*Stated exercise*:
In the 20 Newsgroups notebook, rewrite the comment block that begins "You can also use a technique called slicing" as a short bulleted list of its main points.

In [17]:
# Import and load the 20 Newsgroups dataset
# Save the data to the documents variable

from sklearn.datasets import fetch_20newsgroups

dataset = fetch_20newsgroups(shuffle=True, random_state=1, remove=('headers', 'footers', 'quotes'))
documents = dataset.data

In [19]:
# View the first document in the dataset
# Indexing in Python starts at 0.
# To look at the 5th document, for example, put 4 in the square brackets

documents[4]

# You can also use a technique called slicing to view more than one document
# documents[3:6] will return the 4th, 5th and 6th documents.
# Jupyter limits how much it will display so there is no benefit to making the slices too large.

"Well, I will have to change the scoring on my playoff pool.  Unfortunately\nI don't have time right now, but I will certainly post the new scoring\nrules by tomorrow.  Does it matter?  No, you'll enter anyway!!!  Good!\n\n--\n    Keith Keller\t\t\t\tLET'S GO RANGERS!!!!!\n\t\t\t\t\t\tLET'S GO QUAKERS!!!!!\n\tkkeller@mail.sas.upenn.edu\t\tIVY LEAGUE CHAMPS!!!!"

In [20]:
# Import libraries for turning text to numeric vector representations
# It is essential to convert text in this way as machine learning algorithms are
# mathematically based and therefore rely on numerical input.

(Element and coordinate records)
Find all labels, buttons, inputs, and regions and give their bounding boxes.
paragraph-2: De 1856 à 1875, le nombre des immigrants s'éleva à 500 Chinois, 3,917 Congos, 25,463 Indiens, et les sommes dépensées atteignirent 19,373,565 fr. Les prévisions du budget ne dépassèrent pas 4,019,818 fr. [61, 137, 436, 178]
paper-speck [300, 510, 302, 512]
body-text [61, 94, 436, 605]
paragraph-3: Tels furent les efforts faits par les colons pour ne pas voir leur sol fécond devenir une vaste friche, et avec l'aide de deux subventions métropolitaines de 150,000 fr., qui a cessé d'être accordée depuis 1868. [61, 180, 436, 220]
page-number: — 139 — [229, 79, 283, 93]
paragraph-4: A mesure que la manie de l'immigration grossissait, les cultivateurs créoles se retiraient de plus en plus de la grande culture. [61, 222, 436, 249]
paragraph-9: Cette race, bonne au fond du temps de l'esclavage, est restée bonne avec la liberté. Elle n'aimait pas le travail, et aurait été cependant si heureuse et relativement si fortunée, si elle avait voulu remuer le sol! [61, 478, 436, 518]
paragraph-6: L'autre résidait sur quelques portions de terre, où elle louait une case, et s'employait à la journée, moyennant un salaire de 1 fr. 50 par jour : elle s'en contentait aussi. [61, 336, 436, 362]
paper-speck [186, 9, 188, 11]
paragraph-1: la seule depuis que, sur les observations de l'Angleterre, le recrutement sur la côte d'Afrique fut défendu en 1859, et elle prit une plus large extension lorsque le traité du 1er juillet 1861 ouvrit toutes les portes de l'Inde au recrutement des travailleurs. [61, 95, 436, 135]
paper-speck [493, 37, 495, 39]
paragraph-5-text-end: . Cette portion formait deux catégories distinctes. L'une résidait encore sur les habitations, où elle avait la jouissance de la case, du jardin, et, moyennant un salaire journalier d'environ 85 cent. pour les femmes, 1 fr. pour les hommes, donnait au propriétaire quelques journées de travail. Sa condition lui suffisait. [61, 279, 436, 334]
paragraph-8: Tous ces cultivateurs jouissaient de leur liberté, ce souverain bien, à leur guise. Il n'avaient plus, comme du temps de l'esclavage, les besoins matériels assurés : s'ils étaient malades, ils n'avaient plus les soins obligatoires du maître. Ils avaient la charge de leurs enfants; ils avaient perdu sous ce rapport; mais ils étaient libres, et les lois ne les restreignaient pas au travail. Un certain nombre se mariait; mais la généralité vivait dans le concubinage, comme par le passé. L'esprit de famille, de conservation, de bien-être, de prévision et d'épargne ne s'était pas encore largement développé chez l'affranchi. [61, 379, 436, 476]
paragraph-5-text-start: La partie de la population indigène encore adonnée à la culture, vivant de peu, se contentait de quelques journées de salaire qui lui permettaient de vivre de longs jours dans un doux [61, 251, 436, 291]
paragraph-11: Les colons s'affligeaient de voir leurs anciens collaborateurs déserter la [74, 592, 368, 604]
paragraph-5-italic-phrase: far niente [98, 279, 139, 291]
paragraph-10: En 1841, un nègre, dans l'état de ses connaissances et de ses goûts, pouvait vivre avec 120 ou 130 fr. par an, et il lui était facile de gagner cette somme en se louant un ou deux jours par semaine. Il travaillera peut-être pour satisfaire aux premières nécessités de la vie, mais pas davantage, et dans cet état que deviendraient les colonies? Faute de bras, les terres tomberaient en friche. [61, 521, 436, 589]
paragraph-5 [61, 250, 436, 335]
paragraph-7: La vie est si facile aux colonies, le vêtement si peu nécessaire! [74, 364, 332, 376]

*Exercise solution*:
- Slicing lets you view more than one document at a time.
- `documents[3:6]` returns the 4th, 5th and 6th documents.
- Jupyter limits how much it displays, so very large slices bring no benefit.